*SOURCE TEXT:*
......
Until We Meet Again...
March 21, 2016
Nearly a decade ago, we started Experience Project with a mission of harnessing social media to bring empathy and understanding to all, through the power of anonymously shared human experience. Since then, tens of millions of experiences have been shared by hundreds of millions of people. Users have gotten married, saved each other's lives, and entertained and comforted each other late into the night. Every single day, we've been privileged to see community members find connection to ideas, feelings, and people that changed their lives.
However, many important things have changed since 2006 that risk both our ideals and our ability to deliver on them. So, it is with heavy hearts that we have decided to pause this chapter in Experience Project history and regroup for the future, rather than risk our beliefs, and more importantly, our users' trust. We've struggled mightily with this decision for a long time, and pursued every reasonable alternative, but we are confident that it is the right thing to do at this time. If you'd like to understand more detail about this decision, please read more here.
We created EP to provide a safe, private place online to share the experiences that mattered most, and to deliver it fairly and reliably to every user, however and wherever they were comfortable. Doing good for the world was not a side effect, it was the goal.
Over the last decade, while social media has evolved from Blogger to Snapchat, and become increasingly focused on pictures, short text, and individual popularity, EP remained focused on anonymous, long-form text stories from everyday people who were recognized for their experiences above all else. From day one, privacy of our users has been paramount, and we have never allowed names, phone numbers, or addresses. This approach bucked every trend, and challenged our ability to build an advertising-based business, but we passionately believe it provided the foundation for some of the most meaningful relationships imaginable. And you are proof that we were right! But there is no denying that the way people expect to use social media today is markedly different than it once was, and as the primary use has moved from web to mobile, our hallmark attributes like long-form stories are not aligned.
......
*STATED TASK:* Resume the Experience Project farewell announcement above, writing on from the sentence ending "our hallmark attributes like long-form stories are not aligned."
......
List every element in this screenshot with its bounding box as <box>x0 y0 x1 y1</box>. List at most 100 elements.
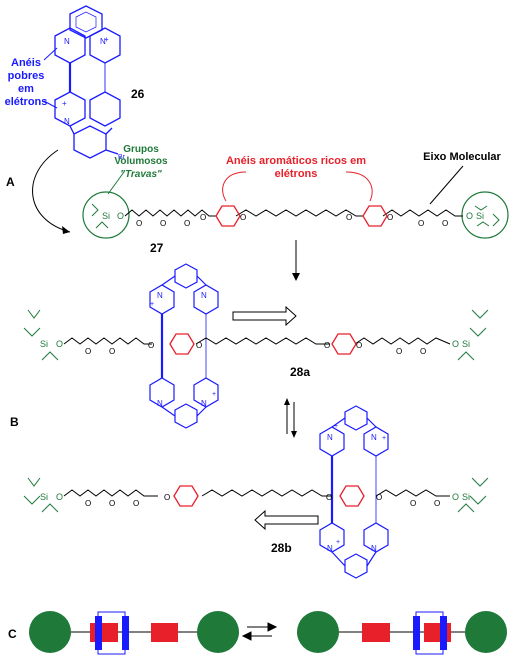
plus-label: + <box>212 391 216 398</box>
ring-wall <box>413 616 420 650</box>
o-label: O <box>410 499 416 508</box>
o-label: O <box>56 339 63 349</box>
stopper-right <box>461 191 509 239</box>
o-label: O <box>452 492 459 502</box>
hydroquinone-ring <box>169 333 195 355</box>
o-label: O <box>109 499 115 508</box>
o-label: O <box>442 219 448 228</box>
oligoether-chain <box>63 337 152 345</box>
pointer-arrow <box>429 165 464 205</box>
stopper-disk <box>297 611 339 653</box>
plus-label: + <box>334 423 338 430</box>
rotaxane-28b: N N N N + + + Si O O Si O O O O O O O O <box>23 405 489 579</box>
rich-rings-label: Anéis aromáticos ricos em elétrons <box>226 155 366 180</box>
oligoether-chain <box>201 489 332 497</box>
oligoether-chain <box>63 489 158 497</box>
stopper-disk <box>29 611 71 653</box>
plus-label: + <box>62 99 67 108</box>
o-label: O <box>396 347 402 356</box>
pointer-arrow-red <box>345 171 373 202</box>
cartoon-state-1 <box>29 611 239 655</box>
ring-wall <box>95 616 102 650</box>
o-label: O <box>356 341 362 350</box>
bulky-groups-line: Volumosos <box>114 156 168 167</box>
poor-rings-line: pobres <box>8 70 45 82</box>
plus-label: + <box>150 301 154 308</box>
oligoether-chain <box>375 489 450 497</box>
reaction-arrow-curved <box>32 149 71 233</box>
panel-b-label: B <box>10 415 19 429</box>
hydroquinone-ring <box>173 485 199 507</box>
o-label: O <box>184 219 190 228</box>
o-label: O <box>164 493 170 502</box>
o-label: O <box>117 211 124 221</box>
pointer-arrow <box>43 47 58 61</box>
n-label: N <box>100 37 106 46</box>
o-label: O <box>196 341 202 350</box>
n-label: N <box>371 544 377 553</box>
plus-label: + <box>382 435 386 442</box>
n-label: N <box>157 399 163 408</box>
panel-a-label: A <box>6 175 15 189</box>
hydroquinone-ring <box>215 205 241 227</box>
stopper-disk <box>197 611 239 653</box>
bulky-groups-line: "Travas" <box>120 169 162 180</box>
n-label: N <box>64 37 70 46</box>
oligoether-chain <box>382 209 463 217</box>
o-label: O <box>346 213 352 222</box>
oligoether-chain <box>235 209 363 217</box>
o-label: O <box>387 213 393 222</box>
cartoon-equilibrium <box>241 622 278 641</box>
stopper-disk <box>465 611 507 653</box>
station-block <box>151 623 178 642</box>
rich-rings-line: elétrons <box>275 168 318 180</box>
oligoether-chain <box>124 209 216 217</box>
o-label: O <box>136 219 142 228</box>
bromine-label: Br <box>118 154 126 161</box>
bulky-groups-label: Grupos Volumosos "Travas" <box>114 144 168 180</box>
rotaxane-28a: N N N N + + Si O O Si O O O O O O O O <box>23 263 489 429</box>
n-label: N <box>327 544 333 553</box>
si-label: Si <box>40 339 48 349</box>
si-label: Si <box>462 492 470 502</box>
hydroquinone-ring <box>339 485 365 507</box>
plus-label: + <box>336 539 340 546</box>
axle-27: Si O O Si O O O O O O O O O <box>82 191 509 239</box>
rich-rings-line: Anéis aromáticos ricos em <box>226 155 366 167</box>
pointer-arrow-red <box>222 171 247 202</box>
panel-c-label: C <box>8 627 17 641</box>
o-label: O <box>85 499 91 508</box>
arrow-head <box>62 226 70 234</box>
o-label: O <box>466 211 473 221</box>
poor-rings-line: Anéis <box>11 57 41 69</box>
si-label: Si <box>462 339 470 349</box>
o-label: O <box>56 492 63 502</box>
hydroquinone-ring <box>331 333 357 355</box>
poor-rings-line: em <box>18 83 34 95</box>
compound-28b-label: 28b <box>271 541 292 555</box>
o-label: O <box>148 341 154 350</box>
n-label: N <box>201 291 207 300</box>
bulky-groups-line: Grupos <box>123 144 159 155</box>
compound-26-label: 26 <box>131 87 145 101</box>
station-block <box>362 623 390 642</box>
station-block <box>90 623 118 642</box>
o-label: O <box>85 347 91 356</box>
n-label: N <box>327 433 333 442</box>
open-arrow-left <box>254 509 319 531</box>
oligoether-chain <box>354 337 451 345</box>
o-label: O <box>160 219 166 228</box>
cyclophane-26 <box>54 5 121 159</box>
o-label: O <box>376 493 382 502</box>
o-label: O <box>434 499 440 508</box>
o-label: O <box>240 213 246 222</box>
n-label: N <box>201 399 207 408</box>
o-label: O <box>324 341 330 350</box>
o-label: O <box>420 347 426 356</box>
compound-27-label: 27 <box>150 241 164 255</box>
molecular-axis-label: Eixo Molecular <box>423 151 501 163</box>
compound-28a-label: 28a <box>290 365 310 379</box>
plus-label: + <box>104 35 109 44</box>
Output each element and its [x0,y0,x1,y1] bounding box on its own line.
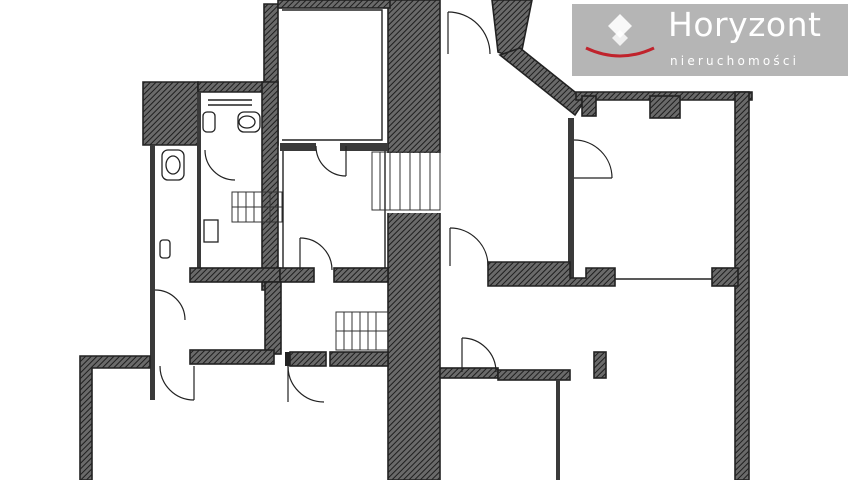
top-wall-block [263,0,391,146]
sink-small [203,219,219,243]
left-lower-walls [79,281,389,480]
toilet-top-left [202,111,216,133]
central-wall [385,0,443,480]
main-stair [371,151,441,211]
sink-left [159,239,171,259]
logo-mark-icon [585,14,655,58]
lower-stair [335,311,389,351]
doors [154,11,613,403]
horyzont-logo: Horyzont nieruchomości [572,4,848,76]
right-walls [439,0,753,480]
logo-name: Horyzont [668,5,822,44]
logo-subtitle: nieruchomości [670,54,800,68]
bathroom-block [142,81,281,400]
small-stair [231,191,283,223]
......
*RESULT OF THE EXERCISE:*
But, there are deeper, and more troubling trends than formats. Online anonymity, a core part of EP, is being challenged like never before. Governments and their agencies are aggressively attacking the foundations of internet privacy with a deluge of information requests, subpoenas, and warrants. We, of course, always support proper law enforcement efforts, but the well-documented potential for even abuse, even if unintentional, is enormous, and growing.
At the same time, scores of new laws require compliance with intricate, sometimes contradictory, data privacy regulations for each country, territory, and even state. For example, today there are nearly 30 different agencies that can decide whether sending data, for example, a private message from your inbox, between Europe and the US is "proper."
Finally, the sophistication of "bad apples," as few as they thankfully are, has increased dramatically. They are better able to cover their tracks and evade user bans by using mobile and encryption networks, and they use information to exploit the trust of others through social engineering. These advances, of course, relate to the first point about increasing government information gathering, in an ever escalating game of cat and mouse.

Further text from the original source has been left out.